◆ EXERCISE REQUIREMENTS: Every line containing the word "function" is to be copied from the data below.

◆ AVAILABLE DATA:
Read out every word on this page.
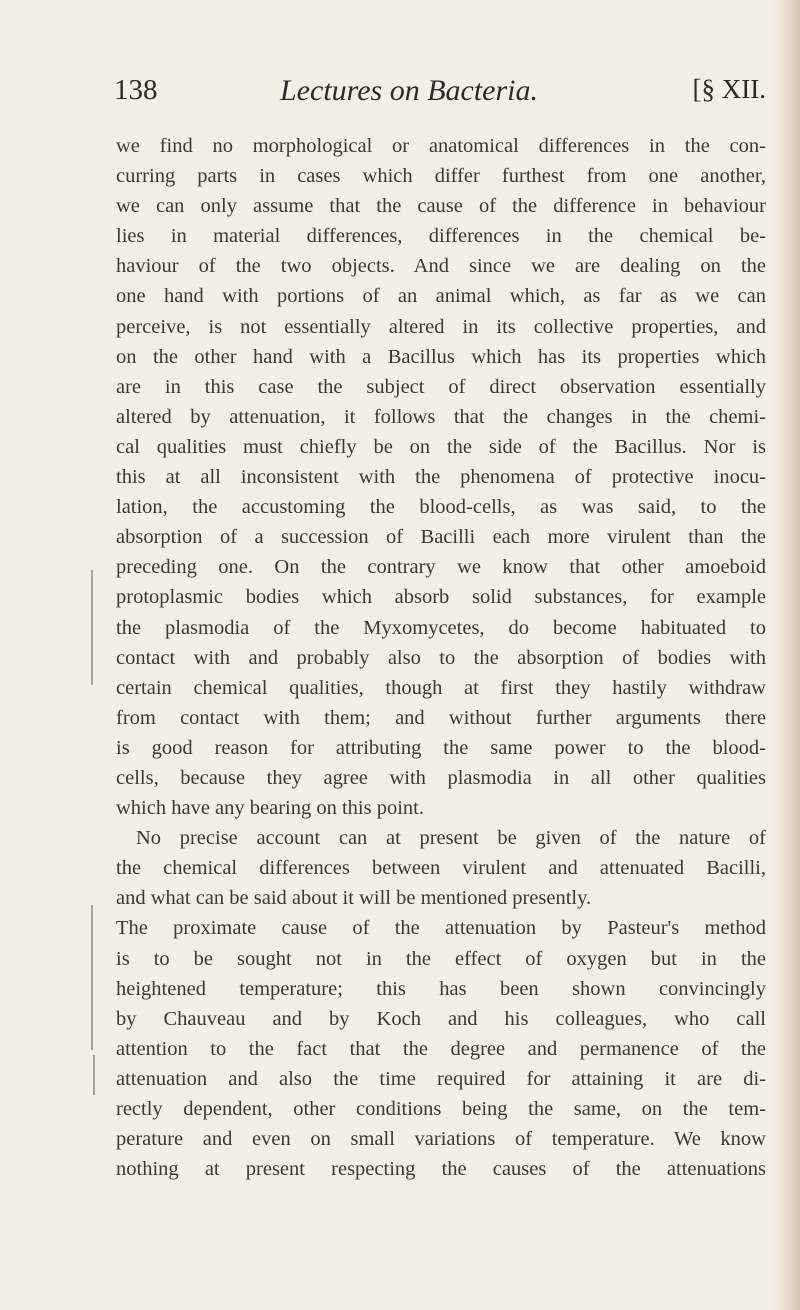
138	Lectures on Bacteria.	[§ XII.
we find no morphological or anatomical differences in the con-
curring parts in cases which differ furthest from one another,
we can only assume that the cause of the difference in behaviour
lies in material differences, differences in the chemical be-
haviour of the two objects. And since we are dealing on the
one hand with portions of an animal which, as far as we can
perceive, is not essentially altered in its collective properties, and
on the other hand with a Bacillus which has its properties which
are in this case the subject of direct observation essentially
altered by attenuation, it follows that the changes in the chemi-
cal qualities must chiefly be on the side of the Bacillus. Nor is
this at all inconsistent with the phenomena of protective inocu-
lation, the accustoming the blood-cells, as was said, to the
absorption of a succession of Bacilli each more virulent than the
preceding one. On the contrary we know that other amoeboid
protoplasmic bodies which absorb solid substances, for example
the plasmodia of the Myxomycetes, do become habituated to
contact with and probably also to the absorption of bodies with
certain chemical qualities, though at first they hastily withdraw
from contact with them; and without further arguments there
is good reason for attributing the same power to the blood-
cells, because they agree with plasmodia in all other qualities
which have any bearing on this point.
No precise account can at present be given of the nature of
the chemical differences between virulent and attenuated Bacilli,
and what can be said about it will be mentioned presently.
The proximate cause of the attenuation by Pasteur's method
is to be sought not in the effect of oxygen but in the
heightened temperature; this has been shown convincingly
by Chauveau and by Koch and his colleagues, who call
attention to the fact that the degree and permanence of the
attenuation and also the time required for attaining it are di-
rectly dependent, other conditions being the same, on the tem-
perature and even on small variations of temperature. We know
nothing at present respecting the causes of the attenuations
---
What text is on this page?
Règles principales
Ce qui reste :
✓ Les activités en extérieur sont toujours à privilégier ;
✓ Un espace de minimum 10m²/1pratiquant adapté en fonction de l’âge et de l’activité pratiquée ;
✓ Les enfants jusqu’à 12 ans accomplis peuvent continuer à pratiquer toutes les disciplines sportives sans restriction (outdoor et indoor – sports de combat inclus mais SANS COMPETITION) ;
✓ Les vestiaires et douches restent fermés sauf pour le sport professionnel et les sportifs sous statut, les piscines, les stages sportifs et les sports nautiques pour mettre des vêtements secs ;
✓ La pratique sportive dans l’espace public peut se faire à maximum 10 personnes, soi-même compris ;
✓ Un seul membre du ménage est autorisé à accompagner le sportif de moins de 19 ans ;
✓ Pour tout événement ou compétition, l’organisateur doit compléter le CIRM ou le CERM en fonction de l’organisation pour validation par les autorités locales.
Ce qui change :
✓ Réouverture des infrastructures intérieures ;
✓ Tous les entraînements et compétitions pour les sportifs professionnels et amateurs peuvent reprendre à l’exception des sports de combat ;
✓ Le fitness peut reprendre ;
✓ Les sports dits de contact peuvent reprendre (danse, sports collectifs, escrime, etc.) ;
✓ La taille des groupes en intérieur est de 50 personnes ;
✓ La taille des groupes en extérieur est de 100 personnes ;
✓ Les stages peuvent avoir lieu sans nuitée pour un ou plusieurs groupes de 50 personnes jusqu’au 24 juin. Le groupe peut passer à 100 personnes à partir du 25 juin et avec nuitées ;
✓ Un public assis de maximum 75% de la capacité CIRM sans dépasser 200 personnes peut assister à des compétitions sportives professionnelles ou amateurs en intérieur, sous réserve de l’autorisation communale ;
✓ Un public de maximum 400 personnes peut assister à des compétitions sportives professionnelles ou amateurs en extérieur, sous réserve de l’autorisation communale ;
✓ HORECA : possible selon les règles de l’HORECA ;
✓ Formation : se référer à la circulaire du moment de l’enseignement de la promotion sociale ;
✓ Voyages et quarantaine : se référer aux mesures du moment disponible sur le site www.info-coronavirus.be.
--
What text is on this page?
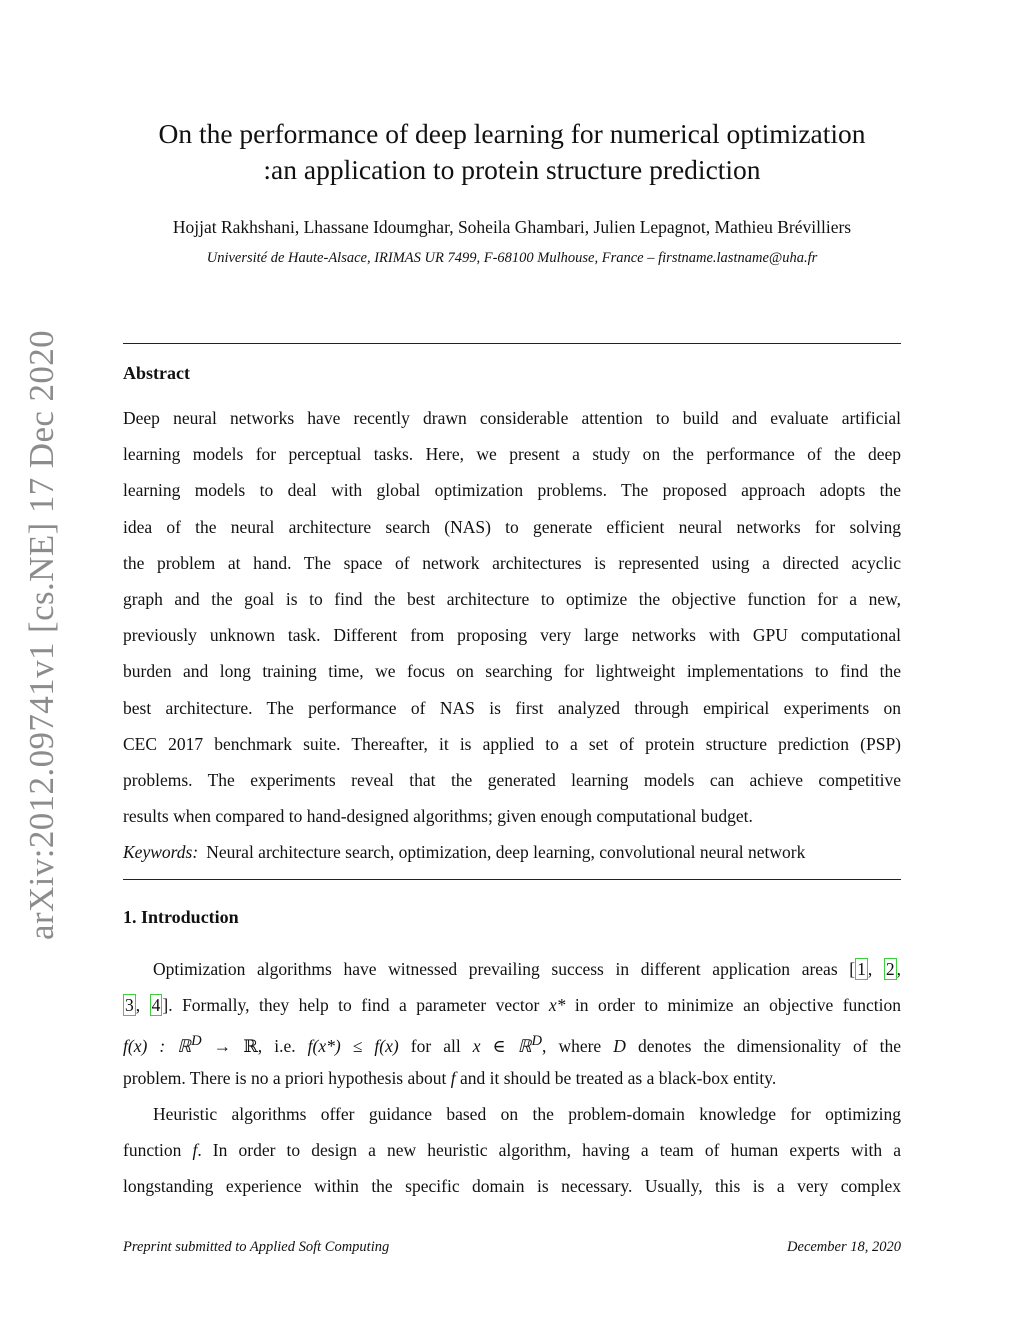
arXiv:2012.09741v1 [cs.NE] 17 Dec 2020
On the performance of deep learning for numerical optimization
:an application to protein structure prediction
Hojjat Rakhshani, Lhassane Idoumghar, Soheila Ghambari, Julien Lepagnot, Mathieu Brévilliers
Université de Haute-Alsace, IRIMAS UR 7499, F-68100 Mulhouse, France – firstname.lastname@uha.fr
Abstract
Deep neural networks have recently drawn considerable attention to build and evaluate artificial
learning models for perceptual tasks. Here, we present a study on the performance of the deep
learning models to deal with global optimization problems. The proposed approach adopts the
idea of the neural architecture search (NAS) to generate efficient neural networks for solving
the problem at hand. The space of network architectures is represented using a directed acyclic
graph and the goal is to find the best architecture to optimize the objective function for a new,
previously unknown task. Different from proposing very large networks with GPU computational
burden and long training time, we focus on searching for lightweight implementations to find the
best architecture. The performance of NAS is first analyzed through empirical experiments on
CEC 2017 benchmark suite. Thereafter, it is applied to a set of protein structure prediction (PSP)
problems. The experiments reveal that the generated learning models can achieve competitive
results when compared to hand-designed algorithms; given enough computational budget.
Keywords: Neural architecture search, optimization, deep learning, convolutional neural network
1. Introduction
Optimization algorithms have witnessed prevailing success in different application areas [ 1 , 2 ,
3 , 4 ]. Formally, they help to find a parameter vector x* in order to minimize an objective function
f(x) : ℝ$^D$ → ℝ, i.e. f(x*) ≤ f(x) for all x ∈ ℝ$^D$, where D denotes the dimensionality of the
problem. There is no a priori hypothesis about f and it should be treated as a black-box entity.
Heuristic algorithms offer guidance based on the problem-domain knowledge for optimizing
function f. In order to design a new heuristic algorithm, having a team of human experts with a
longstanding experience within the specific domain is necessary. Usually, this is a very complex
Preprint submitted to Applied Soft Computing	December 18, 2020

◆ TASK SOLUTION:
graph and the goal is to find the best architecture to optimize the objective function for a new,
3 , 4 ]. Formally, they help to find a parameter vector x* in order to minimize an objective function
function f. In order to design a new heuristic algorithm, having a team of human experts with a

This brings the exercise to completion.